Recorded data
════════════════

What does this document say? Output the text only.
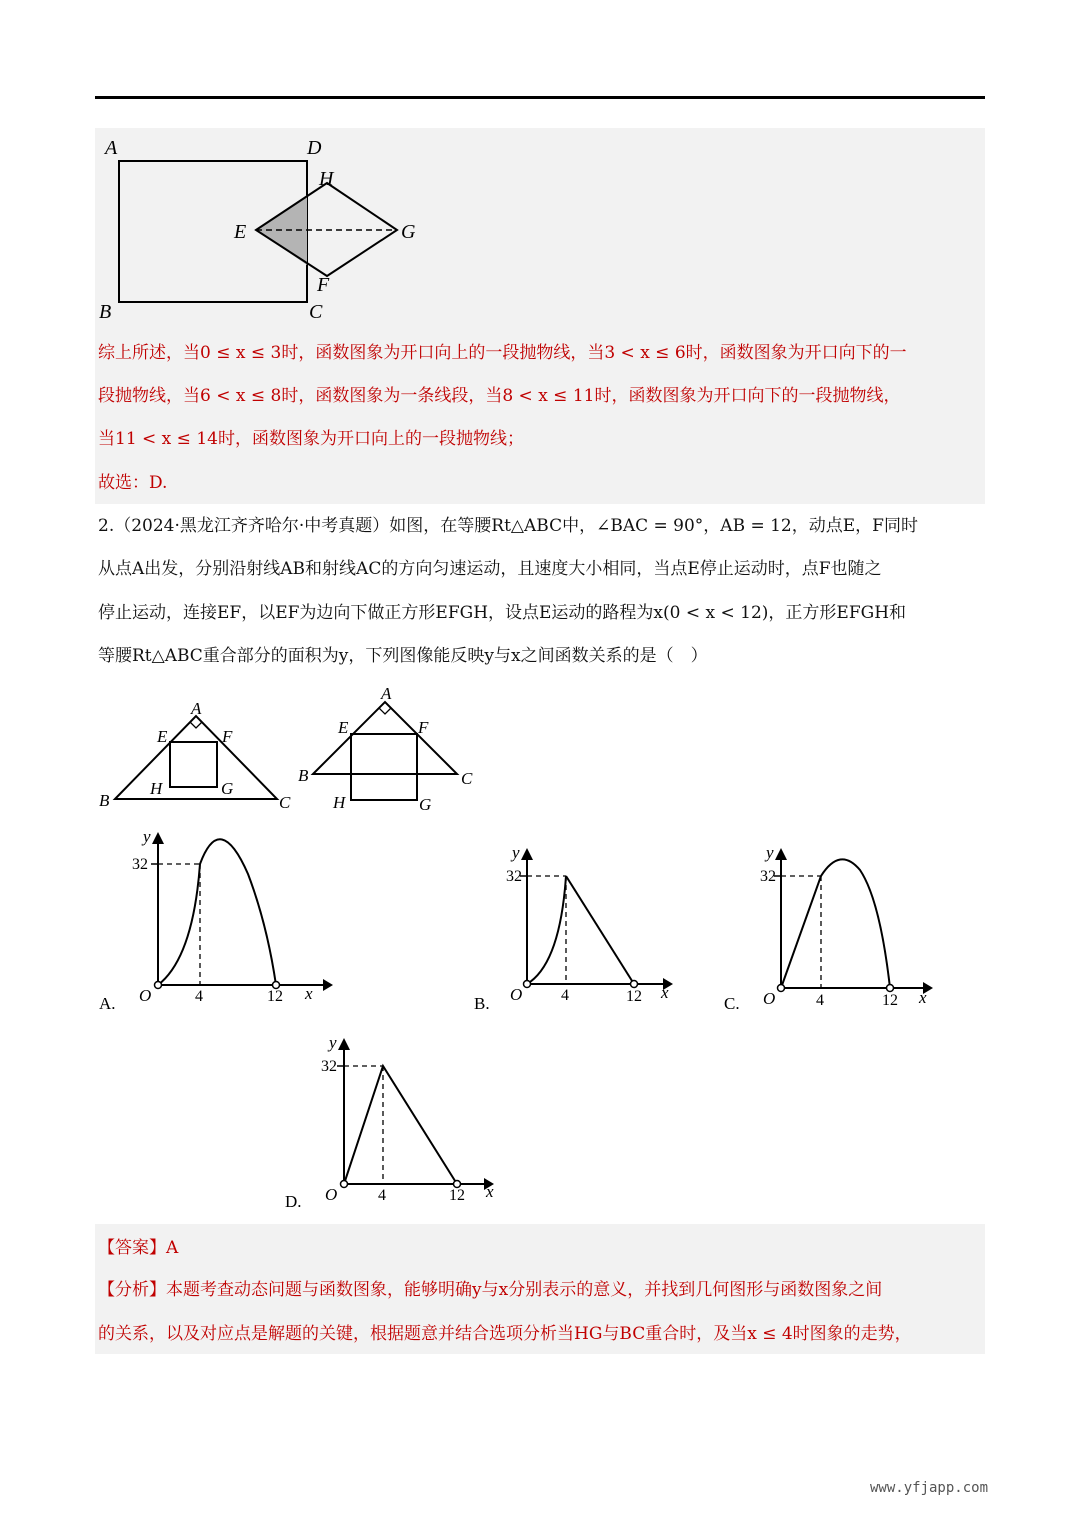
A	D
H
E	G
F
B	C
综上所述，当0 ≤ x ≤ 3时，函数图象为开口向上的一段抛物线，当3 < x ≤ 6时，函数图象为开口向下的一
段抛物线，当6 < x ≤ 8时，函数图象为一条线段，当8 < x ≤ 11时，函数图象为开口向下的一段抛物线，
当11 < x ≤ 14时，函数图象为开口向上的一段抛物线；
故选：D.
2.（2024·黑龙江齐齐哈尔·中考真题）如图，在等腰Rt△ABC中，∠BAC = 90°，AB = 12，动点E，F同时
从点A出发，分别沿射线AB和射线AC的方向匀速运动，且速度大小相同，当点E停止运动时，点F也随之
停止运动，连接EF，以EF为边向下做正方形EFGH，设点E运动的路程为x(0 < x < 12)，正方形EFGH和
等腰Rt△ABC重合部分的面积为y，下列图像能反映y与x之间函数关系的是（　）
A
E	F
H	G
B	C
A
E	F
B	C
H	G
y
32
O	4	12 x
A.
y
32
O 4	12 x
B.
y
32
O	4	12 x
C.
y
32
O	4	12 x
D.
【答案】A
【分析】本题考查动态问题与函数图象，能够明确y与x分别表示的意义，并找到几何图形与函数图象之间
的关系，以及对应点是解题的关键，根据题意并结合选项分析当HG与BC重合时，及当x ≤ 4时图象的走势，
www.yfjapp.com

════════════════

Work required
Reproduce each line holding the word "函数图象为开口向上的一段抛物线".

Answer in full
综上所述，当0 ≤ x ≤ 3时，函数图象为开口向上的一段抛物线，当3 < x ≤ 6时，函数图象为开口向下的一
当11 < x ≤ 14时，函数图象为开口向上的一段抛物线；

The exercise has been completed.